TASK REQUIREMENTS
Repeat the entire listing exactly.

# start of TASK MATERIAL

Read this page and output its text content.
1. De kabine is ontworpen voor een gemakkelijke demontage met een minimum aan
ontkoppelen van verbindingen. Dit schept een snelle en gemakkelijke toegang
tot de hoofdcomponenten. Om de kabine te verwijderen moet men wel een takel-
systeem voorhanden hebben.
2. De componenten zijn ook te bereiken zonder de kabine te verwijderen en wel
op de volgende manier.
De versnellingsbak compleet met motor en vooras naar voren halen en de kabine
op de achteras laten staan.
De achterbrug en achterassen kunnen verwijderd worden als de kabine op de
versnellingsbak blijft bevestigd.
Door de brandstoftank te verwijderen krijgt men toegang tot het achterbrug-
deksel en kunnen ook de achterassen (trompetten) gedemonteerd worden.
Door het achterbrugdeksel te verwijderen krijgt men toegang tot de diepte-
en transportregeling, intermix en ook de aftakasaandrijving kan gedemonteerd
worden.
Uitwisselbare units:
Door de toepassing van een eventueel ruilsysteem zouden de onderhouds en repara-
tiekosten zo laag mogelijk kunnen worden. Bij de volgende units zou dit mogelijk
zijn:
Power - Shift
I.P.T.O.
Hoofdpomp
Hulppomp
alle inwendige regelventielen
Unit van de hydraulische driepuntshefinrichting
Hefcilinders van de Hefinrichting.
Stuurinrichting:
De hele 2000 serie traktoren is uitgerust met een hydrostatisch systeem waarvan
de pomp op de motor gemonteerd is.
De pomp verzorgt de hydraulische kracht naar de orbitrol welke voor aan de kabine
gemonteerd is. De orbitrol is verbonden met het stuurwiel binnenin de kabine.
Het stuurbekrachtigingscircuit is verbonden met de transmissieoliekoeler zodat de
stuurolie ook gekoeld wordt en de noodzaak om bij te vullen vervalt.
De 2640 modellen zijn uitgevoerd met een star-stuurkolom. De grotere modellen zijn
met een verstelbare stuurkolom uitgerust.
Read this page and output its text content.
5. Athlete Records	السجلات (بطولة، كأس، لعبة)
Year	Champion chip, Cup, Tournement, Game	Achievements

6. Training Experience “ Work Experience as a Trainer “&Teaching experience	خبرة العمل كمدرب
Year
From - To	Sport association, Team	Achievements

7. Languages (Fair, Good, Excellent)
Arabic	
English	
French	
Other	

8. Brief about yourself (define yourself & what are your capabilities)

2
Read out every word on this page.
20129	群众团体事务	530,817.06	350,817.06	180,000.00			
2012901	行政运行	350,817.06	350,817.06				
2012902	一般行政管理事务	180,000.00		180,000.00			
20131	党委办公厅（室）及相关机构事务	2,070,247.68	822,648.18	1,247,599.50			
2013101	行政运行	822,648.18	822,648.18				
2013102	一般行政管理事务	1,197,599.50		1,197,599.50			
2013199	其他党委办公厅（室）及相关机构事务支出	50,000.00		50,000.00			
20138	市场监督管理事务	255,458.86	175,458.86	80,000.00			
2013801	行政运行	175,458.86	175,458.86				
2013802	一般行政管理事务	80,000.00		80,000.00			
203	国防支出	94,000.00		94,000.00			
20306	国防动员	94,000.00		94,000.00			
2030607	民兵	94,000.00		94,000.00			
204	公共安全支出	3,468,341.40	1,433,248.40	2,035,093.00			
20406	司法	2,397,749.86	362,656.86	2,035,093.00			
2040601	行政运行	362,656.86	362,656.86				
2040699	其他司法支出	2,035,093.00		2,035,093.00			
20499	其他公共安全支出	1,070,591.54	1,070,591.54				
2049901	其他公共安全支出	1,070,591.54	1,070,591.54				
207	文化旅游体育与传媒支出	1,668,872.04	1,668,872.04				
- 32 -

# end of TASK MATERIAL

OUTPUT BELOW
Read this page and output its text content.
1. De kabine is ontworpen voor een gemakkelijke demontage met een minimum aan
ontkoppelen van verbindingen. Dit schept een snelle en gemakkelijke toegang
tot de hoofdcomponenten. Om de kabine te verwijderen moet men wel een takel-
systeem voorhanden hebben.
2. De componenten zijn ook te bereiken zonder de kabine te verwijderen en wel
op de volgende manier.
De versnellingsbak compleet met motor en vooras naar voren halen en de kabine
op de achteras laten staan.
De achterbrug en achterassen kunnen verwijderd worden als de kabine op de
versnellingsbak blijft bevestigd.
Door de brandstoftank te verwijderen krijgt men toegang tot het achterbrug-
deksel en kunnen ook de achterassen (trompetten) gedemonteerd worden.
Door het achterbrugdeksel te verwijderen krijgt men toegang tot de diepte-
en transportregeling, intermix en ook de aftakasaandrijving kan gedemonteerd
worden.
Uitwisselbare units:
Door de toepassing van een eventueel ruilsysteem zouden de onderhouds en repara-
tiekosten zo laag mogelijk kunnen worden. Bij de volgende units zou dit mogelijk
zijn:
Power - Shift
I.P.T.O.
Hoofdpomp
Hulppomp
alle inwendige regelventielen
Unit van de hydraulische driepuntshefinrichting
Hefcilinders van de Hefinrichting.
Stuurinrichting:
De hele 2000 serie traktoren is uitgerust met een hydrostatisch systeem waarvan
de pomp op de motor gemonteerd is.
De pomp verzorgt de hydraulische kracht naar de orbitrol welke voor aan de kabine
gemonteerd is. De orbitrol is verbonden met het stuurwiel binnenin de kabine.
Het stuurbekrachtigingscircuit is verbonden met de transmissieoliekoeler zodat de
stuurolie ook gekoeld wordt en de noodzaak om bij te vullen vervalt.
De 2640 modellen zijn uitgevoerd met een star-stuurkolom. De grotere modellen zijn
met een verstelbare stuurkolom uitgerust.
Read this page and output its text content.
5. Athlete Records	السجلات (بطولة، كأس، لعبة)
Year	Champion chip, Cup, Tournement, Game	Achievements

6. Training Experience “ Work Experience as a Trainer “&Teaching experience	خبرة العمل كمدرب
Year
From - To	Sport association, Team	Achievements

7. Languages (Fair, Good, Excellent)
Arabic	
English	
French	
Other	

8. Brief about yourself (define yourself & what are your capabilities)

2
Read out every word on this page.
20129	群众团体事务	530,817.06	350,817.06	180,000.00			
2012901	行政运行	350,817.06	350,817.06				
2012902	一般行政管理事务	180,000.00		180,000.00			
20131	党委办公厅（室）及相关机构事务	2,070,247.68	822,648.18	1,247,599.50			
2013101	行政运行	822,648.18	822,648.18				
2013102	一般行政管理事务	1,197,599.50		1,197,599.50			
2013199	其他党委办公厅（室）及相关机构事务支出	50,000.00		50,000.00			
20138	市场监督管理事务	255,458.86	175,458.86	80,000.00			
2013801	行政运行	175,458.86	175,458.86				
2013802	一般行政管理事务	80,000.00		80,000.00			
203	国防支出	94,000.00		94,000.00			
20306	国防动员	94,000.00		94,000.00			
2030607	民兵	94,000.00		94,000.00			
204	公共安全支出	3,468,341.40	1,433,248.40	2,035,093.00			
20406	司法	2,397,749.86	362,656.86	2,035,093.00			
2040601	行政运行	362,656.86	362,656.86				
2040699	其他司法支出	2,035,093.00		2,035,093.00			
20499	其他公共安全支出	1,070,591.54	1,070,591.54				
2049901	其他公共安全支出	1,070,591.54	1,070,591.54				
207	文化旅游体育与传媒支出	1,668,872.04	1,668,872.04				
- 32 -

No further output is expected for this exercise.